Extract each line of the data below exactly as written.

_Stored data:_
□ □ □
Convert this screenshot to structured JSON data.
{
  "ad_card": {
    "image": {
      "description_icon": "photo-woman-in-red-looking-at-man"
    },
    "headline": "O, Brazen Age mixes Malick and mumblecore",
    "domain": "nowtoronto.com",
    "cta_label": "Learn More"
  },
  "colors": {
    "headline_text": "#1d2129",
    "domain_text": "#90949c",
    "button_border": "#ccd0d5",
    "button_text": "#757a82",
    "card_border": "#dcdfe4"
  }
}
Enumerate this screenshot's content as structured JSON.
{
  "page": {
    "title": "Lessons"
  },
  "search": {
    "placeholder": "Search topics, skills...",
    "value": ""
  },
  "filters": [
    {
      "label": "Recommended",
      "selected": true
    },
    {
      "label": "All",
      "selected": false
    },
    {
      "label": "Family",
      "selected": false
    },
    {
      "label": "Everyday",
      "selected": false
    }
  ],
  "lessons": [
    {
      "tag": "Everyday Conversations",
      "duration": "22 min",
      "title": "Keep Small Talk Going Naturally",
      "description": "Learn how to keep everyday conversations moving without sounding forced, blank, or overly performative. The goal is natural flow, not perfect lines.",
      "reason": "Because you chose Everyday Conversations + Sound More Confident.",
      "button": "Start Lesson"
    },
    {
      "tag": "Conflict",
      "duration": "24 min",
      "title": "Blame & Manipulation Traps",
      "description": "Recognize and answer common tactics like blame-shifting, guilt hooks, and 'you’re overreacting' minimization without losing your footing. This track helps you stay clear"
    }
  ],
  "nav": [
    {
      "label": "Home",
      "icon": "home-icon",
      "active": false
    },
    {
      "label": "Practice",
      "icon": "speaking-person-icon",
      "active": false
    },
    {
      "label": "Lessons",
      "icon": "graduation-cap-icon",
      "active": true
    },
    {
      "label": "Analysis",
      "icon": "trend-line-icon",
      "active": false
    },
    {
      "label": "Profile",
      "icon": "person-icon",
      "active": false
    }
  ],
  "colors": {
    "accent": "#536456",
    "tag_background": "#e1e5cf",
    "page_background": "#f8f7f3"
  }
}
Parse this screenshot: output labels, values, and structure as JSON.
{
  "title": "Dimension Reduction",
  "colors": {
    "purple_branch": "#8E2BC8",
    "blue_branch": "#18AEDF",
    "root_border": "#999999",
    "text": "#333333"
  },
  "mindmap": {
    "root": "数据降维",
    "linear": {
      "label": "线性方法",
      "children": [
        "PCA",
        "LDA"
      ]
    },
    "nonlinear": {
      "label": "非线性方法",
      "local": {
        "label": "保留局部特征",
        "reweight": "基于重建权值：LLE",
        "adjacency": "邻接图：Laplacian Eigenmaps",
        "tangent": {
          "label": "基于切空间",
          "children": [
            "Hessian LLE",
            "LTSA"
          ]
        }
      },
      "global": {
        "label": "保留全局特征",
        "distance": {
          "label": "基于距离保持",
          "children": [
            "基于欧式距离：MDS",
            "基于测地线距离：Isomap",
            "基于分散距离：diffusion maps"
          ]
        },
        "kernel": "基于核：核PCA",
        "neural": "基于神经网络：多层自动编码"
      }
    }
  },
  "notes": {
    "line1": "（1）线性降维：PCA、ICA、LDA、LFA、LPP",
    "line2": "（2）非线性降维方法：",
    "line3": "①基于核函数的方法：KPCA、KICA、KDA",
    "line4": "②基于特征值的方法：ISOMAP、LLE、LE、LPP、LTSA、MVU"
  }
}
□ □ □
_THE COMPLETED TASK:_
Convert this screenshot to structured JSON data.
{
  "ad_card": {
    "image": {
      "description_icon": "photo-woman-in-red-looking-at-man"
    },
    "headline": "O, Brazen Age mixes Malick and mumblecore",
    "domain": "nowtoronto.com",
    "cta_label": "Learn More"
  },
  "colors": {
    "headline_text": "#1d2129",
    "domain_text": "#90949c",
    "button_border": "#ccd0d5",
    "button_text": "#757a82",
    "card_border": "#dcdfe4"
  }
}
Enumerate this screenshot's content as structured JSON.
{
  "page": {
    "title": "Lessons"
  },
  "search": {
    "placeholder": "Search topics, skills...",
    "value": ""
  },
  "filters": [
    {
      "label": "Recommended",
      "selected": true
    },
    {
      "label": "All",
      "selected": false
    },
    {
      "label": "Family",
      "selected": false
    },
    {
      "label": "Everyday",
      "selected": false
    }
  ],
  "lessons": [
    {
      "tag": "Everyday Conversations",
      "duration": "22 min",
      "title": "Keep Small Talk Going Naturally",
      "description": "Learn how to keep everyday conversations moving without sounding forced, blank, or overly performative. The goal is natural flow, not perfect lines.",
      "reason": "Because you chose Everyday Conversations + Sound More Confident.",
      "button": "Start Lesson"
    },
    {
      "tag": "Conflict",
      "duration": "24 min",
      "title": "Blame & Manipulation Traps",
      "description": "Recognize and answer common tactics like blame-shifting, guilt hooks, and 'you’re overreacting' minimization without losing your footing. This track helps you stay clear"
    }
  ],
  "nav": [
    {
      "label": "Home",
      "icon": "home-icon",
      "active": false
    },
    {
      "label": "Practice",
      "icon": "speaking-person-icon",
      "active": false
    },
    {
      "label": "Lessons",
      "icon": "graduation-cap-icon",
      "active": true
    },
    {
      "label": "Analysis",
      "icon": "trend-line-icon",
      "active": false
    },
    {
      "label": "Profile",
      "icon": "person-icon",
      "active": false
    }
  ],
  "colors": {
    "accent": "#536456",
    "tag_background": "#e1e5cf",
    "page_background": "#f8f7f3"
  }
}
Parse this screenshot: output labels, values, and structure as JSON.
{
  "title": "Dimension Reduction",
  "colors": {
    "purple_branch": "#8E2BC8",
    "blue_branch": "#18AEDF",
    "root_border": "#999999",
    "text": "#333333"
  },
  "mindmap": {
    "root": "数据降维",
    "linear": {
      "label": "线性方法",
      "children": [
        "PCA",
        "LDA"
      ]
    },
    "nonlinear": {
      "label": "非线性方法",
      "local": {
        "label": "保留局部特征",
        "reweight": "基于重建权值：LLE",
        "adjacency": "邻接图：Laplacian Eigenmaps",
        "tangent": {
          "label": "基于切空间",
          "children": [
            "Hessian LLE",
            "LTSA"
          ]
        }
      },
      "global": {
        "label": "保留全局特征",
        "distance": {
          "label": "基于距离保持",
          "children": [
            "基于欧式距离：MDS",
            "基于测地线距离：Isomap",
            "基于分散距离：diffusion maps"
          ]
        },
        "kernel": "基于核：核PCA",
        "neural": "基于神经网络：多层自动编码"
      }
    }
  },
  "notes": {
    "line1": "（1）线性降维：PCA、ICA、LDA、LFA、LPP",
    "line2": "（2）非线性降维方法：",
    "line3": "①基于核函数的方法：KPCA、KICA、KDA",
    "line4": "②基于特征值的方法：ISOMAP、LLE、LE、LPP、LTSA、MVU"
  }
}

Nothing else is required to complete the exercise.